## begin STORED RECORDS
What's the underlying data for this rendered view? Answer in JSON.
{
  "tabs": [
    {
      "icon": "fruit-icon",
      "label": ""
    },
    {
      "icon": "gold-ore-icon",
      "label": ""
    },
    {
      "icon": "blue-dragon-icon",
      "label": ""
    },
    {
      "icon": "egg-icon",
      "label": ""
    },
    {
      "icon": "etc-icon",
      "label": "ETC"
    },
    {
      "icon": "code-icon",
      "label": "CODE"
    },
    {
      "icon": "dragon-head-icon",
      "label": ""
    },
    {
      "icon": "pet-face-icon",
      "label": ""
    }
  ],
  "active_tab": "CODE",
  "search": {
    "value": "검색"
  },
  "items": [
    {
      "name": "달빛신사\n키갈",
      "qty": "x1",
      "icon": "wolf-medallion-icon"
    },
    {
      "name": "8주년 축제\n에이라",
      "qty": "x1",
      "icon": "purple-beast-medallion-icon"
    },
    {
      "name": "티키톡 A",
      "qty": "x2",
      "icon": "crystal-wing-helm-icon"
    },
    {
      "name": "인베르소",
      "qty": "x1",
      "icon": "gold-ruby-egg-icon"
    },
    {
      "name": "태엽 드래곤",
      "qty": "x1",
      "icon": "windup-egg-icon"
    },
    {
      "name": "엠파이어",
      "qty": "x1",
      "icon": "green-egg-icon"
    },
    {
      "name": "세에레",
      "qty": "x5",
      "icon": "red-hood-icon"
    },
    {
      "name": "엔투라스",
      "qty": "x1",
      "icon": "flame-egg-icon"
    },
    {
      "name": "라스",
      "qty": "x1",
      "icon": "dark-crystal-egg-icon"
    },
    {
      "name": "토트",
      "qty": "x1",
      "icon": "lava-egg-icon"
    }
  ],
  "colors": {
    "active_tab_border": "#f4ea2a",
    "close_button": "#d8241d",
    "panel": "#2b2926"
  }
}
## end STORED RECORDS
## begin STORED RECORDS
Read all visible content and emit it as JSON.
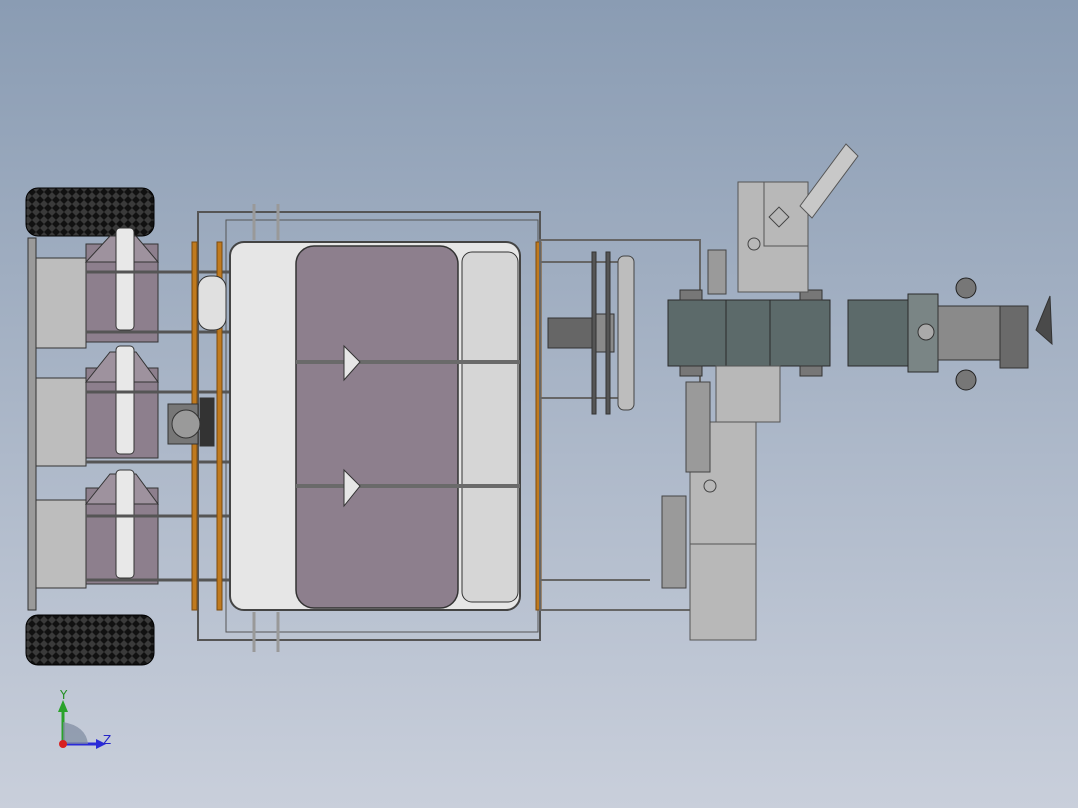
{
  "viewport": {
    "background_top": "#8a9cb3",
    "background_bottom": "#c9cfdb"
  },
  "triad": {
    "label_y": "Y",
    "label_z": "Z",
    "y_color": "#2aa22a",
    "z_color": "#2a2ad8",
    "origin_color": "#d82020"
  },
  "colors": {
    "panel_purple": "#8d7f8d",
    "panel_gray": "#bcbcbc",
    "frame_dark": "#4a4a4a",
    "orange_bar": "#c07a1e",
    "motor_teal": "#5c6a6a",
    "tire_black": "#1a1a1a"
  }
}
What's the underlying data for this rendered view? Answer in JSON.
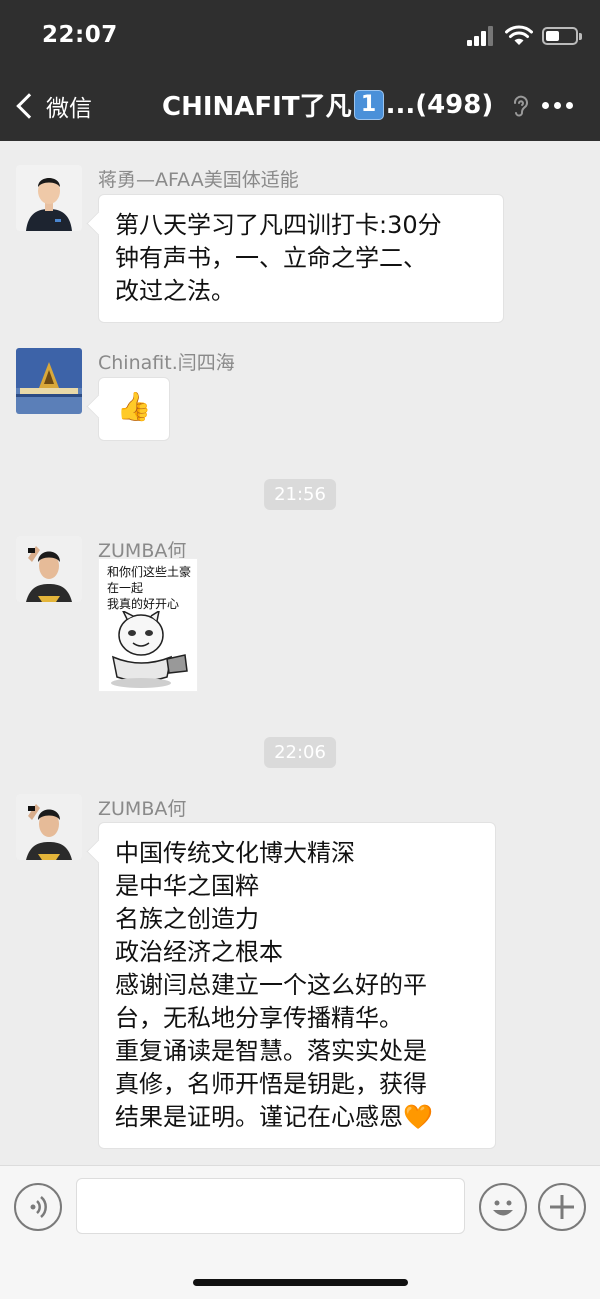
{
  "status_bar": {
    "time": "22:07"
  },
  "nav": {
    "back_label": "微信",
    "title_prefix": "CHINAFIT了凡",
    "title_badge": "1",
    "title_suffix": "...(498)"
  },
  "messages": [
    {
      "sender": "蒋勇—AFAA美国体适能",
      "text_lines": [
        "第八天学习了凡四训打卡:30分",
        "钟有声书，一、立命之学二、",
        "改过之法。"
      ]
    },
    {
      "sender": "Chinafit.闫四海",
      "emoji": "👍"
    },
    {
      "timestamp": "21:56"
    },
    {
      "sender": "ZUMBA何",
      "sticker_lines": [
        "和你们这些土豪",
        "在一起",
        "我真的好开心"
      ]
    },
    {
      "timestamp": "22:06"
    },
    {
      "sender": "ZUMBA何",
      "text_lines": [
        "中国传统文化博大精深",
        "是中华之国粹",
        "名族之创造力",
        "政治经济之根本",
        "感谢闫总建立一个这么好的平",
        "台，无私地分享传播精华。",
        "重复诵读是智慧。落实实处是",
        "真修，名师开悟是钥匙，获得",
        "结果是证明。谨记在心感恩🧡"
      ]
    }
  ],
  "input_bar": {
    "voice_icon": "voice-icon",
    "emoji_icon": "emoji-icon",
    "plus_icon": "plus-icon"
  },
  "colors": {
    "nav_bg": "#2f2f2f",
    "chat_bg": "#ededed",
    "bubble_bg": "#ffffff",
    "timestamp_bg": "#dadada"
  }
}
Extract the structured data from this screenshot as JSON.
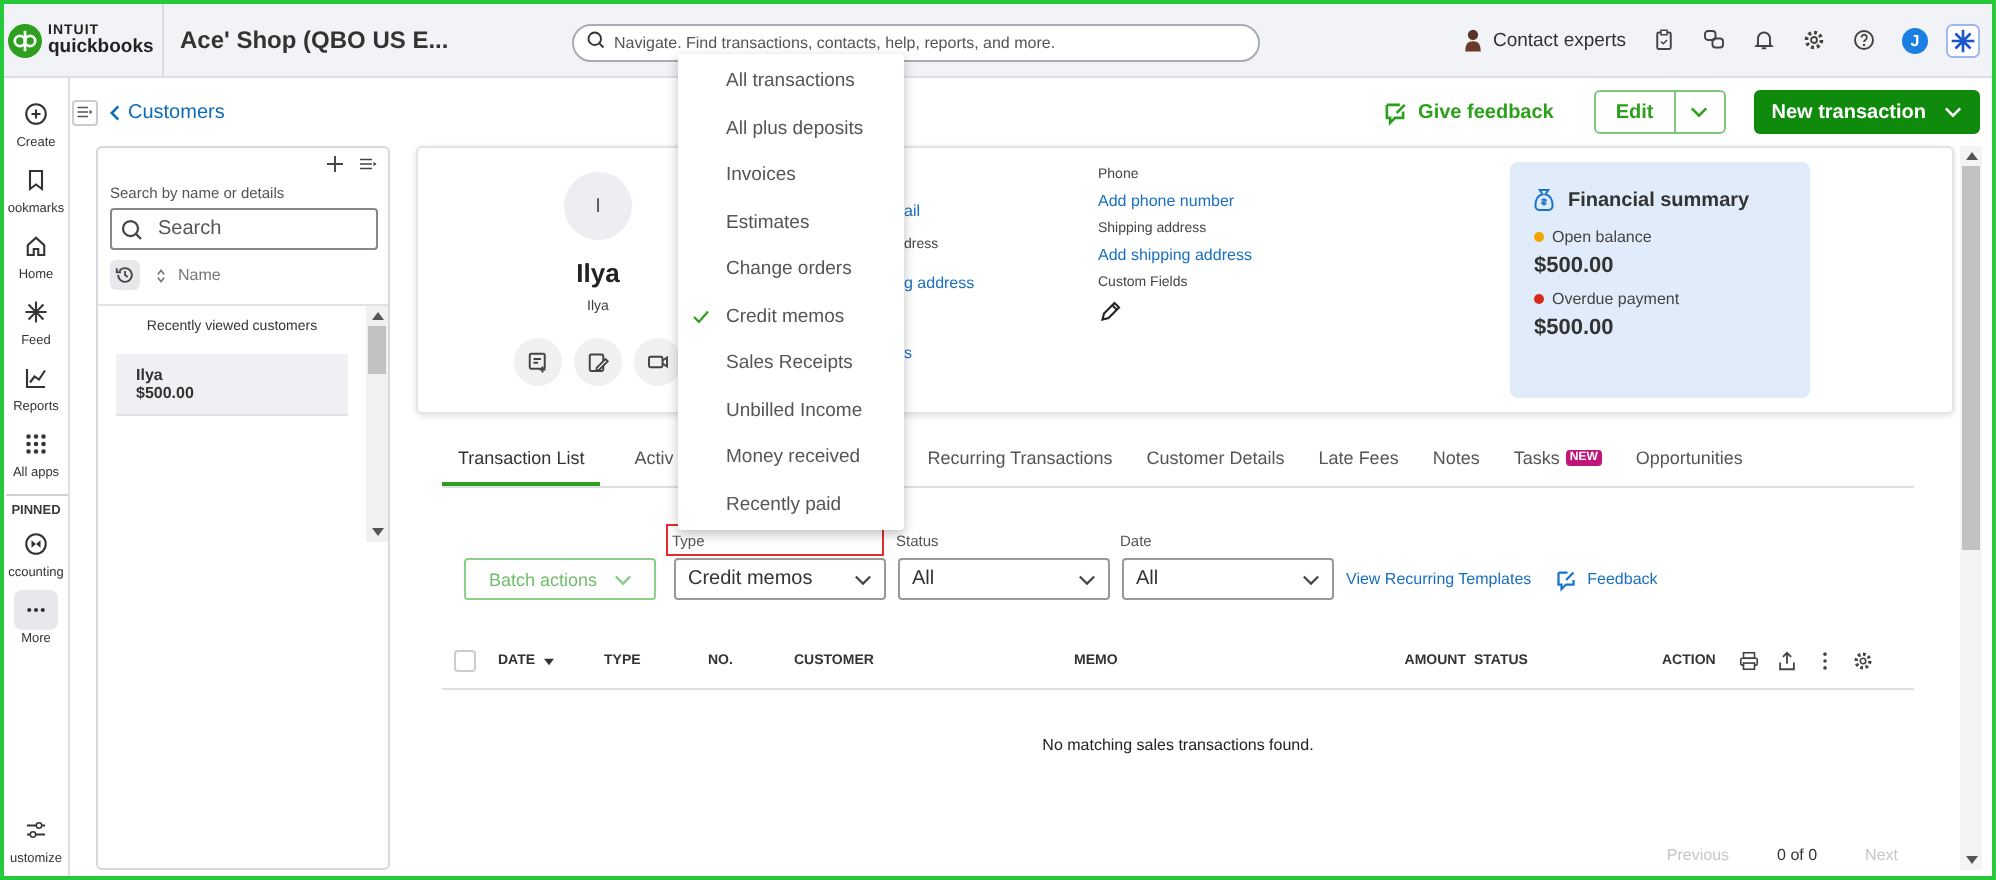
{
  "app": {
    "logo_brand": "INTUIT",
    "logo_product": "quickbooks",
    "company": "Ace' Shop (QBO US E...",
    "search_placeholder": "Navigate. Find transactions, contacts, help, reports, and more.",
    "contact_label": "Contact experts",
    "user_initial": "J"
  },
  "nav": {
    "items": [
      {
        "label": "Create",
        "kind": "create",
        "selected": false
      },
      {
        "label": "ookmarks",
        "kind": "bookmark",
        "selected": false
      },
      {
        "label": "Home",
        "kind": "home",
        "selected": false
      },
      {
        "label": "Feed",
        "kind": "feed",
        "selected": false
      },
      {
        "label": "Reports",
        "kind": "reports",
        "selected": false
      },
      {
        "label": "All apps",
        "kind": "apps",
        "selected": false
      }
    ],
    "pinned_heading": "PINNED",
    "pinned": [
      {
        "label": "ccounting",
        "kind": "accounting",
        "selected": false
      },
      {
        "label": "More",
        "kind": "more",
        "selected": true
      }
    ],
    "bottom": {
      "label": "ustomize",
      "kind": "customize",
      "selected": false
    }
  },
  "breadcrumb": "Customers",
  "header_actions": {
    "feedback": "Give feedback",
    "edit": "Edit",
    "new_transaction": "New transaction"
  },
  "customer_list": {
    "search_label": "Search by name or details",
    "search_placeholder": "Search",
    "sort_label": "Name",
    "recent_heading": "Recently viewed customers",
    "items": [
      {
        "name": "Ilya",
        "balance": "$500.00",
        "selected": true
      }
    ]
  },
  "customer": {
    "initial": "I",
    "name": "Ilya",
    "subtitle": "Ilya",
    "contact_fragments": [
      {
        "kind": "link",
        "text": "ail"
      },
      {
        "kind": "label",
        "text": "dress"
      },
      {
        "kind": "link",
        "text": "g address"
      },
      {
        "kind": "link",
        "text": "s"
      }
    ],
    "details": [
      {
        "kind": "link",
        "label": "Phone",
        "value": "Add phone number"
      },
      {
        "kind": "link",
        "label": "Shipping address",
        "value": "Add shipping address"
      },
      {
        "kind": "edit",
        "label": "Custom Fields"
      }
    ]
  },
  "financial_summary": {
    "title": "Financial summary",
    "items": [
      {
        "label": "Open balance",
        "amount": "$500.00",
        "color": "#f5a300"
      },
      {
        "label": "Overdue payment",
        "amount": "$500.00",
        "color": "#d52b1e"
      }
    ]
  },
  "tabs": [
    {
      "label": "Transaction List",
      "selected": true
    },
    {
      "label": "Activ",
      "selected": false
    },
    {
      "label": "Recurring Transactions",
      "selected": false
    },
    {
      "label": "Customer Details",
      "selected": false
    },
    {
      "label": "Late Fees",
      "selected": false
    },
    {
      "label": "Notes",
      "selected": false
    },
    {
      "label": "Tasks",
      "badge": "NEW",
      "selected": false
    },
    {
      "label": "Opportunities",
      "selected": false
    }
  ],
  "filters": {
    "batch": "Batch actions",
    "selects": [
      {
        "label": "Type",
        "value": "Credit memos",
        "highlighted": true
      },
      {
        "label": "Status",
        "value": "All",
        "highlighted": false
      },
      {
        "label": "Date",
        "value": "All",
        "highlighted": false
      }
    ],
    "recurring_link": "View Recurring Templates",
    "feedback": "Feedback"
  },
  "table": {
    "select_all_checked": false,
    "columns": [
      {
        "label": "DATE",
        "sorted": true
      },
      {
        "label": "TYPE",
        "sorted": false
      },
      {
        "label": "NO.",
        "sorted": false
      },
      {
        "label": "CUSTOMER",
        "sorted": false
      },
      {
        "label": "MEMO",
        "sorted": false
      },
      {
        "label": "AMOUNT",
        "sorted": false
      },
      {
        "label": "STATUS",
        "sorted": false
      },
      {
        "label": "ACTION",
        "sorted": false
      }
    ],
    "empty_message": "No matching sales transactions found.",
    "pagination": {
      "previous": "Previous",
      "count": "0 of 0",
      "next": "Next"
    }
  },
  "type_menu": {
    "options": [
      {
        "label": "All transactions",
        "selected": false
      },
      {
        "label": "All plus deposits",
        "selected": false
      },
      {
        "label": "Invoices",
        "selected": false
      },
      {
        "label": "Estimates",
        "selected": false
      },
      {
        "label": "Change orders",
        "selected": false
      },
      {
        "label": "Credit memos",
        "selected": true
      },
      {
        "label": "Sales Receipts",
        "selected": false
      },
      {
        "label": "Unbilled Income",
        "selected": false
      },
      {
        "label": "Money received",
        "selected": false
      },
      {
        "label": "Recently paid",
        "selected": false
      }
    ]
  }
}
## end STORED RECORDS
## begin STORED RECORDS
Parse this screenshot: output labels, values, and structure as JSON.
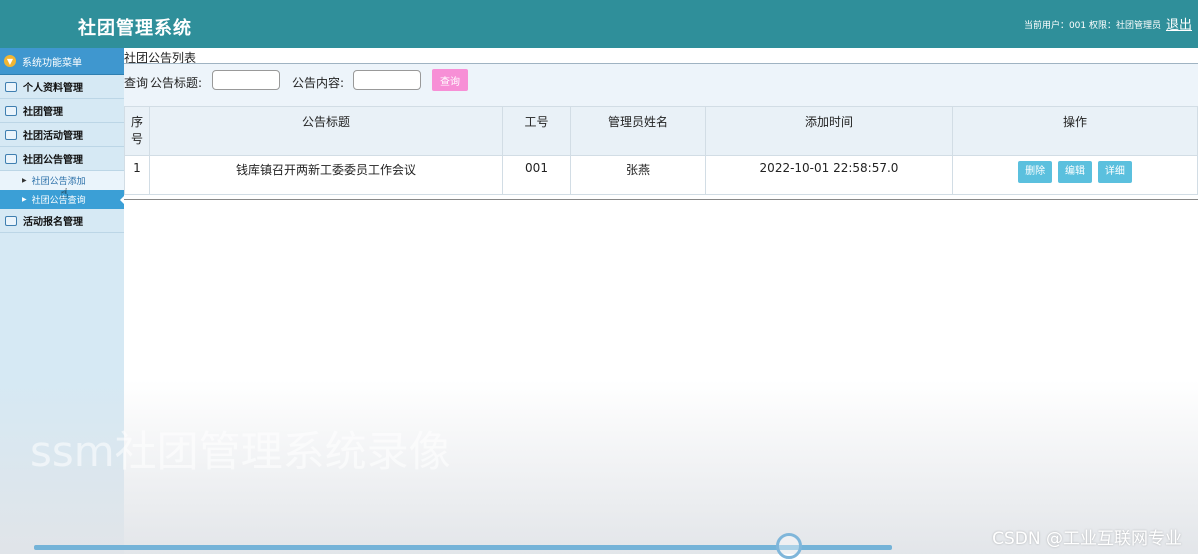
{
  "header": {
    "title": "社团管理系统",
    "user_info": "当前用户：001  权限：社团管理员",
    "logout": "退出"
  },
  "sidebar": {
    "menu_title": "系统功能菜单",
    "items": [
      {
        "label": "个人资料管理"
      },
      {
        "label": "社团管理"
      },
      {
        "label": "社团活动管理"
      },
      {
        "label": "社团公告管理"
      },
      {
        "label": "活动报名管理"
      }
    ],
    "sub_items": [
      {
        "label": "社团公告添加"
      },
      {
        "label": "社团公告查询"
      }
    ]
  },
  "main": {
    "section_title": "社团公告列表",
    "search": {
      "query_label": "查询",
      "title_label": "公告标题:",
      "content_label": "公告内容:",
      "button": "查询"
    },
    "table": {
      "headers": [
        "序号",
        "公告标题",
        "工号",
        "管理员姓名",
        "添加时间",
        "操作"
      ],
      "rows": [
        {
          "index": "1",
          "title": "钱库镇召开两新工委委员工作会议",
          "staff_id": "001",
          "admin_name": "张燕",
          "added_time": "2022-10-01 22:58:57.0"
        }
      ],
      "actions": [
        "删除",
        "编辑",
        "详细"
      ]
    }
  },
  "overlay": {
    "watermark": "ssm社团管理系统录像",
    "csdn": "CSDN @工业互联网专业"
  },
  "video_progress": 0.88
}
## end STORED RECORDS
* _TASK PROMPT_
Only lines with the word "screenshot" should be collected from the material.

* _FINAL RESULT_
Extract the structured data from this screenshot as JSON.
Parse this screenshot: output labels, values, and structure as JSON.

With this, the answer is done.